Given problem:
Repeat each line exactly, leaving nothing out.

The records:
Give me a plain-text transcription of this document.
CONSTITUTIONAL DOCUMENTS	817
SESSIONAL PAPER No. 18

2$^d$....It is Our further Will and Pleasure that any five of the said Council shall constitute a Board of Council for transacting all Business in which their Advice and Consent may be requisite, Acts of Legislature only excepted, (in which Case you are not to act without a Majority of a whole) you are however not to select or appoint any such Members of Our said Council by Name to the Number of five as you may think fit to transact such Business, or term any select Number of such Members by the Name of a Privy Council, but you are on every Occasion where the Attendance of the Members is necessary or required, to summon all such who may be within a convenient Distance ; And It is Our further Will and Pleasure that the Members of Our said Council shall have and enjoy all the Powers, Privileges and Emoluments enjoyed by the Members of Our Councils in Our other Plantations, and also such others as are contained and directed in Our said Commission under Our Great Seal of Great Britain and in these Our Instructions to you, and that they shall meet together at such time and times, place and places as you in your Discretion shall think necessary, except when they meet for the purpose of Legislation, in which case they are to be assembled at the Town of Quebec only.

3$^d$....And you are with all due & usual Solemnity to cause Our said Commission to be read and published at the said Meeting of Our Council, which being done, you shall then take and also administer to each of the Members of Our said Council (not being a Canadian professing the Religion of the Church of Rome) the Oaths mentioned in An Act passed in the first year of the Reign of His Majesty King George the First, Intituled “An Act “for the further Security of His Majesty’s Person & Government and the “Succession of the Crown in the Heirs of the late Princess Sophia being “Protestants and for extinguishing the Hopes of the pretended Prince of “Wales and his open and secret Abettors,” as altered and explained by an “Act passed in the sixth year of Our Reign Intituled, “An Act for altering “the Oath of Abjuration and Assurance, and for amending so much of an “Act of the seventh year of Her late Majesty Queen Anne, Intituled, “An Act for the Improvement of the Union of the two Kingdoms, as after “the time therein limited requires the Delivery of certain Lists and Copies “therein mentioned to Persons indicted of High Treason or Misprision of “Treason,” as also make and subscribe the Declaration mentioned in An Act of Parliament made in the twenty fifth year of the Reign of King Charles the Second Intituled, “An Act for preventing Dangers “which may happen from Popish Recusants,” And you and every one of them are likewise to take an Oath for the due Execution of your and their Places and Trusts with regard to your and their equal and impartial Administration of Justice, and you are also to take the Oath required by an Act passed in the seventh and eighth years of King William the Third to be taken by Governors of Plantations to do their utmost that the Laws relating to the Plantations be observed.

Result below:
Give me a plain-text transcription of this document.
CONSTITUTIONAL DOCUMENTS	817
SESSIONAL PAPER No. 18

2$^d$....It is Our further Will and Pleasure that any five of the said Council shall constitute a Board of Council for transacting all Business in which their Advice and Consent may be requisite, Acts of Legislature only excepted, (in which Case you are not to act without a Majority of a whole) you are however not to select or appoint any such Members of Our said Council by Name to the Number of five as you may think fit to transact such Business, or term any select Number of such Members by the Name of a Privy Council, but you are on every Occasion where the Attendance of the Members is necessary or required, to summon all such who may be within a convenient Distance ; And It is Our further Will and Pleasure that the Members of Our said Council shall have and enjoy all the Powers, Privileges and Emoluments enjoyed by the Members of Our Councils in Our other Plantations, and also such others as are contained and directed in Our said Commission under Our Great Seal of Great Britain and in these Our Instructions to you, and that they shall meet together at such time and times, place and places as you in your Discretion shall think necessary, except when they meet for the purpose of Legislation, in which case they are to be assembled at the Town of Quebec only.

3$^d$....And you are with all due & usual Solemnity to cause Our said Commission to be read and published at the said Meeting of Our Council, which being done, you shall then take and also administer to each of the Members of Our said Council (not being a Canadian professing the Religion of the Church of Rome) the Oaths mentioned in An Act passed in the first year of the Reign of His Majesty King George the First, Intituled “An Act “for the further Security of His Majesty’s Person & Government and the “Succession of the Crown in the Heirs of the late Princess Sophia being “Protestants and for extinguishing the Hopes of the pretended Prince of “Wales and his open and secret Abettors,” as altered and explained by an “Act passed in the sixth year of Our Reign Intituled, “An Act for altering “the Oath of Abjuration and Assurance, and for amending so much of an “Act of the seventh year of Her late Majesty Queen Anne, Intituled, “An Act for the Improvement of the Union of the two Kingdoms, as after “the time therein limited requires the Delivery of certain Lists and Copies “therein mentioned to Persons indicted of High Treason or Misprision of “Treason,” as also make and subscribe the Declaration mentioned in An Act of Parliament made in the twenty fifth year of the Reign of King Charles the Second Intituled, “An Act for preventing Dangers “which may happen from Popish Recusants,” And you and every one of them are likewise to take an Oath for the due Execution of your and their Places and Trusts with regard to your and their equal and impartial Administration of Justice, and you are also to take the Oath required by an Act passed in the seventh and eighth years of King William the Third to be taken by Governors of Plantations to do their utmost that the Laws relating to the Plantations be observed.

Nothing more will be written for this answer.